▸ **Problem to work on**:
Extract every entry word for word.
+++ Provided entries +++
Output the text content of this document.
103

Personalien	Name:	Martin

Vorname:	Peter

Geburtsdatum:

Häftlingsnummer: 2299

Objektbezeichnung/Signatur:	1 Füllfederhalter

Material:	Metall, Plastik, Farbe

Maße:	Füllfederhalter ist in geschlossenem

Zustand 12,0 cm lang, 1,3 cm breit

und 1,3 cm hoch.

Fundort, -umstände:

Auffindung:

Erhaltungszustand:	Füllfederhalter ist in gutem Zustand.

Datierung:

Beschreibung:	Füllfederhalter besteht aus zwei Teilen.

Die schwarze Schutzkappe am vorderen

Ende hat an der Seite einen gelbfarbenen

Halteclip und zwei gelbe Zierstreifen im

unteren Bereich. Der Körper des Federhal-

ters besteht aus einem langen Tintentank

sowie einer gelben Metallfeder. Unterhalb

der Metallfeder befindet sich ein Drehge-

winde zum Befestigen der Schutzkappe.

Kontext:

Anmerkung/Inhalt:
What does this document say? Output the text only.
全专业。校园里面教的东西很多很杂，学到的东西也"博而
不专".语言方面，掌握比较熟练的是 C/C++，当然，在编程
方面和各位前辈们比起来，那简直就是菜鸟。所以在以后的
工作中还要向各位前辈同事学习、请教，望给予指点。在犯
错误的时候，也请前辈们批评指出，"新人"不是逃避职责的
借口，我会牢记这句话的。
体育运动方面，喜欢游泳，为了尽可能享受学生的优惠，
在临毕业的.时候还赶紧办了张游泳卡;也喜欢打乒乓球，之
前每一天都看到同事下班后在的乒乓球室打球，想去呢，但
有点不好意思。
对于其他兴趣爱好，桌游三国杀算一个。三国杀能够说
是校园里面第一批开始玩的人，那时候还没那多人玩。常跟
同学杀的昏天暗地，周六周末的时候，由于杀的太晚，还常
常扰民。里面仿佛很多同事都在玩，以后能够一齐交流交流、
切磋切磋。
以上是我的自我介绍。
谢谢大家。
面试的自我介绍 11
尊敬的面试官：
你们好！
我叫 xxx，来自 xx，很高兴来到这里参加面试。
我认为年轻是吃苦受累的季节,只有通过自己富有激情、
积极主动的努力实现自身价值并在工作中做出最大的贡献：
+++
▸ **Solution to this exercise**:
Output the text content of this document.
103

Personalien	Name:	Martin

Vorname:	Peter

Geburtsdatum:

Häftlingsnummer: 2299

Objektbezeichnung/Signatur:	1 Füllfederhalter

Material:	Metall, Plastik, Farbe

Maße:	Füllfederhalter ist in geschlossenem

Zustand 12,0 cm lang, 1,3 cm breit

und 1,3 cm hoch.

Fundort, -umstände:

Auffindung:

Erhaltungszustand:	Füllfederhalter ist in gutem Zustand.

Datierung:

Beschreibung:	Füllfederhalter besteht aus zwei Teilen.

Die schwarze Schutzkappe am vorderen

Ende hat an der Seite einen gelbfarbenen

Halteclip und zwei gelbe Zierstreifen im

unteren Bereich. Der Körper des Federhal-

ters besteht aus einem langen Tintentank

sowie einer gelben Metallfeder. Unterhalb

der Metallfeder befindet sich ein Drehge-

winde zum Befestigen der Schutzkappe.

Kontext:

Anmerkung/Inhalt:
What does this document say? Output the text only.
全专业。校园里面教的东西很多很杂，学到的东西也"博而
不专".语言方面，掌握比较熟练的是 C/C++，当然，在编程
方面和各位前辈们比起来，那简直就是菜鸟。所以在以后的
工作中还要向各位前辈同事学习、请教，望给予指点。在犯
错误的时候，也请前辈们批评指出，"新人"不是逃避职责的
借口，我会牢记这句话的。
体育运动方面，喜欢游泳，为了尽可能享受学生的优惠，
在临毕业的.时候还赶紧办了张游泳卡;也喜欢打乒乓球，之
前每一天都看到同事下班后在的乒乓球室打球，想去呢，但
有点不好意思。
对于其他兴趣爱好，桌游三国杀算一个。三国杀能够说
是校园里面第一批开始玩的人，那时候还没那多人玩。常跟
同学杀的昏天暗地，周六周末的时候，由于杀的太晚，还常
常扰民。里面仿佛很多同事都在玩，以后能够一齐交流交流、
切磋切磋。
以上是我的自我介绍。
谢谢大家。
面试的自我介绍 11
尊敬的面试官：
你们好！
我叫 xxx，来自 xx，很高兴来到这里参加面试。
我认为年轻是吃苦受累的季节,只有通过自己富有激情、
积极主动的努力实现自身价值并在工作中做出最大的贡献：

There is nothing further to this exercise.